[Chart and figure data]
********
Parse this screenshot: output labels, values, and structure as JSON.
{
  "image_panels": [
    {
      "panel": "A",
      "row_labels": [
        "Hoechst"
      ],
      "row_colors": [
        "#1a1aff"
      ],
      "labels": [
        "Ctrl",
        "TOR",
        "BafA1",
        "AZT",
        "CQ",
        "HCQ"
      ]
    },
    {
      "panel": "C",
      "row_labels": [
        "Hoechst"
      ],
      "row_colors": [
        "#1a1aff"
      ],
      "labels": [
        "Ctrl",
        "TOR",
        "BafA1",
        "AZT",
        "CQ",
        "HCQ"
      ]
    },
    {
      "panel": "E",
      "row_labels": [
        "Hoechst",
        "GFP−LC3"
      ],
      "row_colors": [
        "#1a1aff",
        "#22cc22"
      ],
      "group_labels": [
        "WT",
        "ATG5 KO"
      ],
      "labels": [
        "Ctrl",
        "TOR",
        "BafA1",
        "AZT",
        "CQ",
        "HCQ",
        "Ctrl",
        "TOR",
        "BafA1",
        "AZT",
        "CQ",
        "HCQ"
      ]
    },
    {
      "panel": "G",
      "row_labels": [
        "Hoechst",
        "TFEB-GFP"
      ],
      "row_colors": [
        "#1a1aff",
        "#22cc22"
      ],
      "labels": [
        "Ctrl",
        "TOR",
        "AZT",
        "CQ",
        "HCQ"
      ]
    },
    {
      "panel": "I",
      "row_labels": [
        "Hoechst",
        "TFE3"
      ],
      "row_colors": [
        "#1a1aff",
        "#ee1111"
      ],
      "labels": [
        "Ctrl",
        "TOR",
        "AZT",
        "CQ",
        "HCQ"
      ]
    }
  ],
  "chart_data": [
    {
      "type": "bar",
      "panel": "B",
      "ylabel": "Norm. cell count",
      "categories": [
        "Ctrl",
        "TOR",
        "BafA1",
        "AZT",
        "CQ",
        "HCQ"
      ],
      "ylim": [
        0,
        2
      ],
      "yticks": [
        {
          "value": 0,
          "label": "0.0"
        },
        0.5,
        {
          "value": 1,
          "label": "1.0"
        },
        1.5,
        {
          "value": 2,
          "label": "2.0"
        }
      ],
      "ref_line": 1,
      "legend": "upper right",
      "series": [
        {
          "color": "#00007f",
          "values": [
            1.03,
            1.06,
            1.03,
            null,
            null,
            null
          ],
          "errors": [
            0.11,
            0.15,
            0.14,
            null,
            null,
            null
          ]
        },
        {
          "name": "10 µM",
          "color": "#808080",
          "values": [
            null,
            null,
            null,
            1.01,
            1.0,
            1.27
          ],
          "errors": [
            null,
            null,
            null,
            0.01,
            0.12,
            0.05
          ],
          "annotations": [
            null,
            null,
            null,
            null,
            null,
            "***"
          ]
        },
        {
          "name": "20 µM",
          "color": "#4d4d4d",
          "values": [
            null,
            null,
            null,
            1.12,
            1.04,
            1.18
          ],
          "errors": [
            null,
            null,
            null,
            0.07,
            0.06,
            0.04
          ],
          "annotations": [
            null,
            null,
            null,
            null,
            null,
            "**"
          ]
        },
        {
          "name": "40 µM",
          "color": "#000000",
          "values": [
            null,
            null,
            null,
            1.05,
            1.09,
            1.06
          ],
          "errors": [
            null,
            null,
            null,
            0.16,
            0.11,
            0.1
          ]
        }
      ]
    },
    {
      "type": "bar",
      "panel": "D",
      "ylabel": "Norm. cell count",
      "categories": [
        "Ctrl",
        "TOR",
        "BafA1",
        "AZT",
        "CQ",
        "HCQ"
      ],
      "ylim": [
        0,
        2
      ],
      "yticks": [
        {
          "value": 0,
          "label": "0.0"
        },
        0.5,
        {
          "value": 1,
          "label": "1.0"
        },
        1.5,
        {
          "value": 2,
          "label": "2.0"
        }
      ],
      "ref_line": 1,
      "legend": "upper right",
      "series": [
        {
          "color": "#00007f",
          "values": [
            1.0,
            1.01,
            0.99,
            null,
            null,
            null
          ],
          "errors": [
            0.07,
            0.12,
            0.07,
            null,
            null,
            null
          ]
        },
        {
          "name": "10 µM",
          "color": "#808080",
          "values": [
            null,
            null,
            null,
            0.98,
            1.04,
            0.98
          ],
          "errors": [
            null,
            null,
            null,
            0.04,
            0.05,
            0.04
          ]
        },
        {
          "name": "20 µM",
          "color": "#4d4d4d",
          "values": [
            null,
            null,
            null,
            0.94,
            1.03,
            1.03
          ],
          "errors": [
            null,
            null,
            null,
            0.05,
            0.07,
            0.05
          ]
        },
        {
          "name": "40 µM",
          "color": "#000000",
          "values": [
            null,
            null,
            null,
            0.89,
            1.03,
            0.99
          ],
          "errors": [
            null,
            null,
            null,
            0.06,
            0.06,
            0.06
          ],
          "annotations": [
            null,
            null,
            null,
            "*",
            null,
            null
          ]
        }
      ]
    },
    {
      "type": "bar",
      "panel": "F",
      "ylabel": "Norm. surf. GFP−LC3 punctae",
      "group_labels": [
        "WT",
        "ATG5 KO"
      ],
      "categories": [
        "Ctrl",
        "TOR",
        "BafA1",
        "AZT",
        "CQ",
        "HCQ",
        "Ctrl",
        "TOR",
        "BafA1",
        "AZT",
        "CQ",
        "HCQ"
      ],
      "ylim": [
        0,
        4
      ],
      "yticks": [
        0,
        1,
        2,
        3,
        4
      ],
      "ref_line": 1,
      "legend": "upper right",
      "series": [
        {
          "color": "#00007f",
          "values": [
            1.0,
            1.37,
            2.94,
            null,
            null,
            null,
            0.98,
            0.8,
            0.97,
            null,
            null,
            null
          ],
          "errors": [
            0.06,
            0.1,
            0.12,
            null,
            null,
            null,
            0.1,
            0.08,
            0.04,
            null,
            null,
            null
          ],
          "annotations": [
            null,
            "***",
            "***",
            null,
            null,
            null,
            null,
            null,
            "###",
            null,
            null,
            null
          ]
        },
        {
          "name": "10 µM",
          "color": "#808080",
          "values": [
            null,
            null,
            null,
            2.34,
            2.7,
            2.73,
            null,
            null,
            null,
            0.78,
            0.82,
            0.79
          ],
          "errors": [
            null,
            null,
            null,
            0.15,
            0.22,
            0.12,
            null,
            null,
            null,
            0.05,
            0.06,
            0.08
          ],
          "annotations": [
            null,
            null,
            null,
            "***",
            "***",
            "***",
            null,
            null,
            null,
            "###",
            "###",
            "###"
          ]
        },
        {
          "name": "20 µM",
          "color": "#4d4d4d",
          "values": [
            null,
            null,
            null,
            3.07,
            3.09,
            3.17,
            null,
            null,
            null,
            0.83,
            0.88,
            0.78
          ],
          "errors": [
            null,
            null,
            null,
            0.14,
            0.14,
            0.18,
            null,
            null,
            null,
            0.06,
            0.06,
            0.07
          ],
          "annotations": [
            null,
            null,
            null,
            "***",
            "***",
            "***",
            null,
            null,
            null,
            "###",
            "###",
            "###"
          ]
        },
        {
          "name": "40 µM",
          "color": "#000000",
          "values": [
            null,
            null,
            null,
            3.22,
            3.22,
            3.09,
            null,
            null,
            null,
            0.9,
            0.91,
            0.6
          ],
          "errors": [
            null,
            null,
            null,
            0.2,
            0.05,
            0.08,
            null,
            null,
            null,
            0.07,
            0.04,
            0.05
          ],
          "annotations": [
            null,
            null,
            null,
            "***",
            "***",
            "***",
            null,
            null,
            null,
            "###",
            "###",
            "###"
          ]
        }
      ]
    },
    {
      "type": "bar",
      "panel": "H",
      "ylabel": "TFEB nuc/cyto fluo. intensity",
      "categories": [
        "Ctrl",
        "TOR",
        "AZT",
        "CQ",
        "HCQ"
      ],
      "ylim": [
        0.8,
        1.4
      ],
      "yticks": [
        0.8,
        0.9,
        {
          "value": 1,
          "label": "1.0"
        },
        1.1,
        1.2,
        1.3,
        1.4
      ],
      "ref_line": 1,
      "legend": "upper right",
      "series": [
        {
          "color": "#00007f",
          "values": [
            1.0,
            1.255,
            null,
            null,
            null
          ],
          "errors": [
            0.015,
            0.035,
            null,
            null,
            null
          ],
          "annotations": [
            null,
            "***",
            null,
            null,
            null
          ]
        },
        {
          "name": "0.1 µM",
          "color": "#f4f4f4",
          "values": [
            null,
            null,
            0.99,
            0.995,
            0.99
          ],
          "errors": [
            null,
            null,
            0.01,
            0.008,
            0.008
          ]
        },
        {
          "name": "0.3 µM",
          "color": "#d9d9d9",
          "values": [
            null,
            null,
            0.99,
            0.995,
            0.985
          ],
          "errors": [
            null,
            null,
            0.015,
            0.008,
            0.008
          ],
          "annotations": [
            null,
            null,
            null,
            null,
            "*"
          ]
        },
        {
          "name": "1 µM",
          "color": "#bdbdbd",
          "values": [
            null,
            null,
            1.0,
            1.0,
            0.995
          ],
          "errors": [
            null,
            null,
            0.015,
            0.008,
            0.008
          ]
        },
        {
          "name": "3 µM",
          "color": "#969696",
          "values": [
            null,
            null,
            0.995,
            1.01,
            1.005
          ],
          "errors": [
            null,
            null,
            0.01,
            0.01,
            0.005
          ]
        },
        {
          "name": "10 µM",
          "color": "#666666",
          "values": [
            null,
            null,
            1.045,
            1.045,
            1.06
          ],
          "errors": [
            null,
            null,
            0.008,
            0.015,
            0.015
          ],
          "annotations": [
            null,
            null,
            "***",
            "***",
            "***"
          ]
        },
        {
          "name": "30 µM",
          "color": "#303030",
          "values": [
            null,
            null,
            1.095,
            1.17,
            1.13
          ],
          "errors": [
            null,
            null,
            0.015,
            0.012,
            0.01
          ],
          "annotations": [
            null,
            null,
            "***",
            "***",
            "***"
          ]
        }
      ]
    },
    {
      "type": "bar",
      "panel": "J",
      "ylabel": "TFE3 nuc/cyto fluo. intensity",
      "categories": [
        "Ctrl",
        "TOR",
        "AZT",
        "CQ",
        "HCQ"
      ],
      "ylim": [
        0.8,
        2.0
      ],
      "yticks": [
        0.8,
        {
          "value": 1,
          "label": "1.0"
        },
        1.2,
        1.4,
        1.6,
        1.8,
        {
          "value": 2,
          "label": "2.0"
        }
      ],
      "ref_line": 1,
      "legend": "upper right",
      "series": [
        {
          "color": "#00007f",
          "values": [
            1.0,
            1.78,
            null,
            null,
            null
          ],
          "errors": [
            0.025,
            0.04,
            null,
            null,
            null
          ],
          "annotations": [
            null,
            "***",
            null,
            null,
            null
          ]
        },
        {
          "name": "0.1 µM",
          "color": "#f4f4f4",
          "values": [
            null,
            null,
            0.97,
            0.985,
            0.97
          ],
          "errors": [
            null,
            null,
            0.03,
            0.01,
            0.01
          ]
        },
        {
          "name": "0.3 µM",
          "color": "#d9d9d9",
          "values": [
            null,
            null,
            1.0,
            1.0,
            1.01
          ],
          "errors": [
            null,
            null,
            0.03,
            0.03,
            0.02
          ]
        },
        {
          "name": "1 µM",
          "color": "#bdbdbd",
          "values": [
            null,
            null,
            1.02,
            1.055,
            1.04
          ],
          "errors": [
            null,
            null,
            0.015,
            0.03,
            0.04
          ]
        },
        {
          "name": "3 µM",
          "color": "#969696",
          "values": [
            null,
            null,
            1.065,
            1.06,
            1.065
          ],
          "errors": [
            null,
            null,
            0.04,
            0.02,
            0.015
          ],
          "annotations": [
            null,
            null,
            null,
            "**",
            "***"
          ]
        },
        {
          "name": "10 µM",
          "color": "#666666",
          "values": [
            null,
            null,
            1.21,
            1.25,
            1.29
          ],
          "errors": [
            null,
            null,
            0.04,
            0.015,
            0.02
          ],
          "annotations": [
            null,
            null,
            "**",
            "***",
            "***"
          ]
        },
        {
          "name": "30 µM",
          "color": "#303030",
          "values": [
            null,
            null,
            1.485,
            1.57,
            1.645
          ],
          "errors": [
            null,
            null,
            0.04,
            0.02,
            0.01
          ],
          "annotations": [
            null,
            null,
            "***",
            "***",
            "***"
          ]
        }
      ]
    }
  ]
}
********
* Set exercise
Find out how many lines in the listing contain the string "cyto". Give the number alone.

* Correct output
2